This concludes the tutorial. The complete source code of the HTML page can be viewed by using the view source feature of your browser for this page. The file is also available at demos/web-content/html/basic.html in the yFiles AJAX distribution.

Tutorial: Treasure Hunt (Extending yFiles AJAX using the Action Framework)

Introduction

You can extend yFiles AJAX both on the client and on the server side. On the client side, you can for example add new widgets which react to events provided by existing yFiles AJAX widgets. An example for this is the ViewPortMarker widget, which adds new functionality on the basis of two GraphCanvas instances.

Another example for a client side extension is the GraphInfo widget which displays information on the graph as a whole or on parts of it like a single node. It relies on information provided from the server side. This information is produced by the InfoServlet, which is an example of a server side extension. Using a custom servlet is part of the next tutorial.

In this tutorial we create a simple game: "Treasure Hunt": A graph is displayed and a treasure is hidden at one of its nodes. If the player clicks a node, it will either be the right one with the treasure, or it is another node without the treasure. If there is no treasure, the player gets a hint that the treasure is for example two nodes away.

There are of course several ways to implement this game. Just selecting a random node at the beginning and then checking whether it has been clicked can be done without any server call. Computing the distance to the node with the treasure would be rather complicated, since the graph structure (what are the neighbors of a node?) is not present at the client side.

yFiles for Java, which is available at the server side, does have access to the graph structure. Moreover, it offers an algorithm for computing the distance from one node to every other node in the graph. Let's just use that. We could wrap the call to the algorithm with a custom servlet. The next tutorial describes the approach of creating a custom servlet and calling it from the client side.

In this tutorial we'll use the action framework instead of writing a custom servlet. It simplifies adding custom server side behavior triggered by the client side to a web application with yFiles AJAX.

§ **DATA SECTION**:
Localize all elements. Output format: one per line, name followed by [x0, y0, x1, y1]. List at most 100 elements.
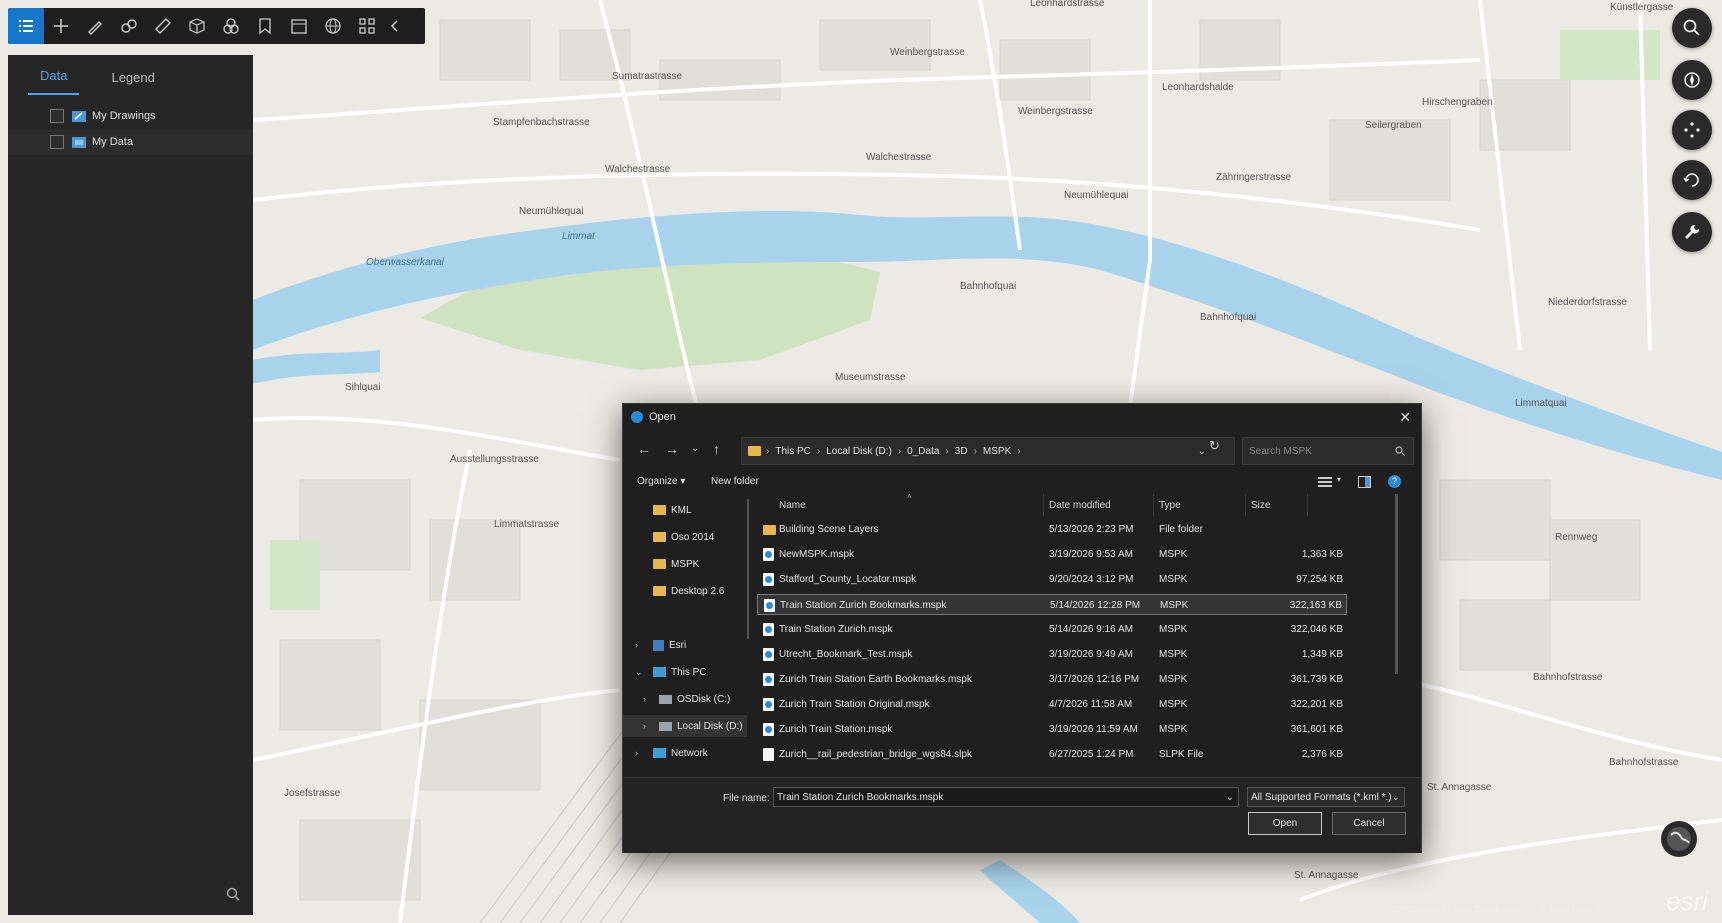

§ **PROBLEM SET**:
A. In the Treasure Hunt tutorial, which servlet produces the information that the GraphInfo widget displays?
B. Pick up the Treasure Hunt tutorial after its last sentence, which describes the action framework, and keep writing it.
The material comes from a different source than the tutorial.

§ **SOLVED PROBLEMS**:
A. The InfoServlet

B.
Step 1: Change the Title and the Body of the Page

We want to display a graph and thus use a GraphCanvas as in the previous tutorial. We need a way to let the player pick a node. The graph canvas has some functions for mouse events related to nodes. They are called, if we tell the canvas that we are interested in node events. This can be done in the HTML markup of the canvas. We'll use a different graph this time and a larger canvas. Since we want to run some code after the graph has been loaded (computing the distances for the first time), we do not specify the graph in the markup for the canvas, but set the path for the graph in JavaScript code in order to be able to define a callback for the event that the graph was loaded. In the body of the page, we use the canvas adapted as mentioned above, and a placeholder for displaying hints for the player: an initially empty paragraph with the id hint.

<body>
<h1>Treasure Hunt</h1>

<p>
  There is a treasure hidden at one of the nodes!
</p>

<div style="width: 600px; height: 500px; border: solid blue;">
  <div data-dojo-type="yfiles/client/tiles/widget/GraphCanvas" id="canvas" data-dojo-props="nodeEvents:true"></div>
</div>

<p id="hint"></p>

</body>

We also change the title of the page by replacing the previous title line in the head of the page with the following one.

  <title>Treasure Hunt</title>

Step 2: Add the Action (Client Side)

The action framework contains one class for the client side: ServerAction. An instance of ServerAction wraps the call to the server triggering a server side action. It sends some information about the client state to the server and takes care of the server response. This means that you do not have to create a new protocol to talk to your server side code.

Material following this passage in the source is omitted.